Data entries for graphics:
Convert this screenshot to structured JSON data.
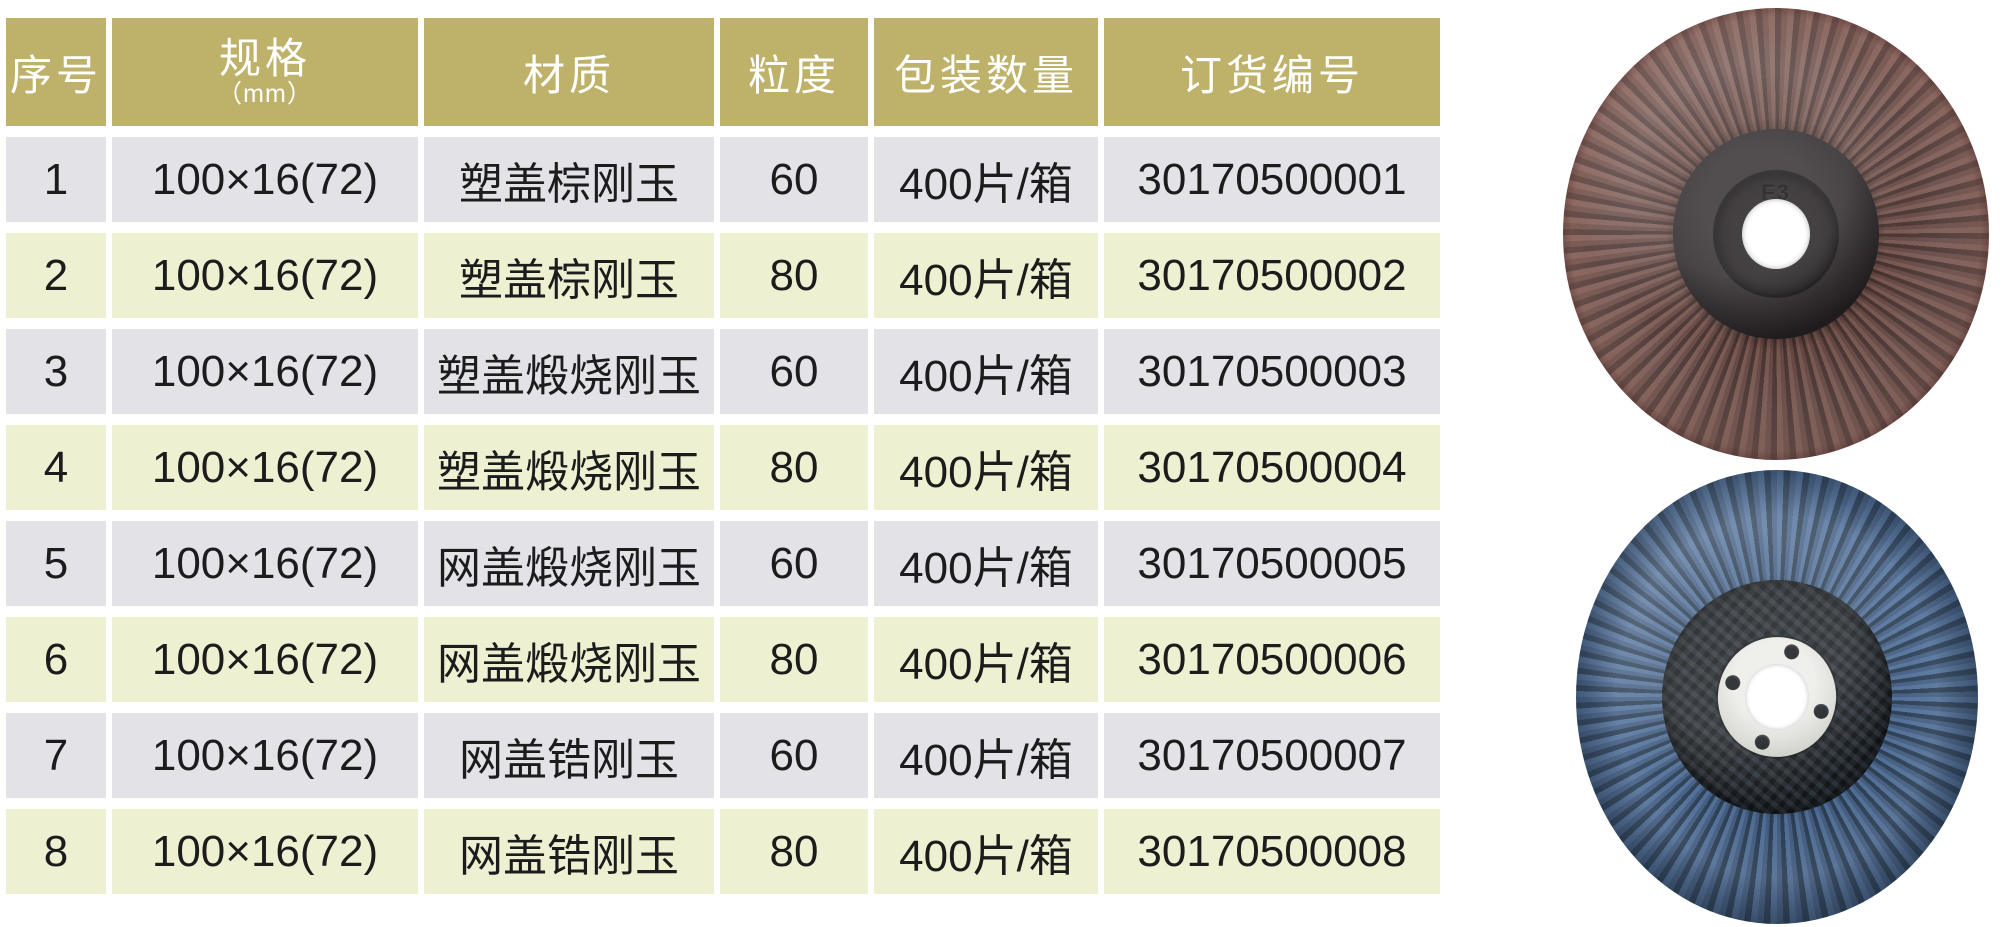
{
  "table": {
    "columns": [
      {
        "label": "序号"
      },
      {
        "label": "规格",
        "sublabel": "（mm）"
      },
      {
        "label": "材质"
      },
      {
        "label": "粒度"
      },
      {
        "label": "包装数量"
      },
      {
        "label": "订货编号"
      }
    ],
    "rows": [
      {
        "no": "1",
        "spec": "100×16(72)",
        "material": "塑盖棕刚玉",
        "grit": "60",
        "packing": "400片/箱",
        "order": "30170500001"
      },
      {
        "no": "2",
        "spec": "100×16(72)",
        "material": "塑盖棕刚玉",
        "grit": "80",
        "packing": "400片/箱",
        "order": "30170500002"
      },
      {
        "no": "3",
        "spec": "100×16(72)",
        "material": "塑盖煅烧刚玉",
        "grit": "60",
        "packing": "400片/箱",
        "order": "30170500003"
      },
      {
        "no": "4",
        "spec": "100×16(72)",
        "material": "塑盖煅烧刚玉",
        "grit": "80",
        "packing": "400片/箱",
        "order": "30170500004"
      },
      {
        "no": "5",
        "spec": "100×16(72)",
        "material": "网盖煅烧刚玉",
        "grit": "60",
        "packing": "400片/箱",
        "order": "30170500005"
      },
      {
        "no": "6",
        "spec": "100×16(72)",
        "material": "网盖煅烧刚玉",
        "grit": "80",
        "packing": "400片/箱",
        "order": "30170500006"
      },
      {
        "no": "7",
        "spec": "100×16(72)",
        "material": "网盖锆刚玉",
        "grit": "60",
        "packing": "400片/箱",
        "order": "30170500007"
      },
      {
        "no": "8",
        "spec": "100×16(72)",
        "material": "网盖锆刚玉",
        "grit": "80",
        "packing": "400片/箱",
        "order": "30170500008"
      }
    ]
  },
  "photos": {
    "top": {
      "name": "brown-flap-disc",
      "hub_mark": "F3"
    },
    "bottom": {
      "name": "blue-flap-disc"
    }
  },
  "colors": {
    "header_bg": "#beb26a",
    "header_text": "#ffffff",
    "row_gray_bg": "#e3e3e7",
    "row_green_bg": "#eef0d2",
    "body_text": "#1c1c1c"
  }
}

### OBJECTIVE
Transcribe every line from the records above without alteration, and leave out the images.

### OUTPUT OF THE EXERCISE
Convert this screenshot to structured JSON data.
{
  "table": {
    "columns": [
      {
        "label": "序号"
      },
      {
        "label": "规格",
        "sublabel": "（mm）"
      },
      {
        "label": "材质"
      },
      {
        "label": "粒度"
      },
      {
        "label": "包装数量"
      },
      {
        "label": "订货编号"
      }
    ],
    "rows": [
      {
        "no": "1",
        "spec": "100×16(72)",
        "material": "塑盖棕刚玉",
        "grit": "60",
        "packing": "400片/箱",
        "order": "30170500001"
      },
      {
        "no": "2",
        "spec": "100×16(72)",
        "material": "塑盖棕刚玉",
        "grit": "80",
        "packing": "400片/箱",
        "order": "30170500002"
      },
      {
        "no": "3",
        "spec": "100×16(72)",
        "material": "塑盖煅烧刚玉",
        "grit": "60",
        "packing": "400片/箱",
        "order": "30170500003"
      },
      {
        "no": "4",
        "spec": "100×16(72)",
        "material": "塑盖煅烧刚玉",
        "grit": "80",
        "packing": "400片/箱",
        "order": "30170500004"
      },
      {
        "no": "5",
        "spec": "100×16(72)",
        "material": "网盖煅烧刚玉",
        "grit": "60",
        "packing": "400片/箱",
        "order": "30170500005"
      },
      {
        "no": "6",
        "spec": "100×16(72)",
        "material": "网盖煅烧刚玉",
        "grit": "80",
        "packing": "400片/箱",
        "order": "30170500006"
      },
      {
        "no": "7",
        "spec": "100×16(72)",
        "material": "网盖锆刚玉",
        "grit": "60",
        "packing": "400片/箱",
        "order": "30170500007"
      },
      {
        "no": "8",
        "spec": "100×16(72)",
        "material": "网盖锆刚玉",
        "grit": "80",
        "packing": "400片/箱",
        "order": "30170500008"
      }
    ]
  },
  "photos": {
    "top": {
      "name": "brown-flap-disc",
      "hub_mark": "F3"
    },
    "bottom": {
      "name": "blue-flap-disc"
    }
  },
  "colors": {
    "header_bg": "#beb26a",
    "header_text": "#ffffff",
    "row_gray_bg": "#e3e3e7",
    "row_green_bg": "#eef0d2",
    "body_text": "#1c1c1c"
  }
}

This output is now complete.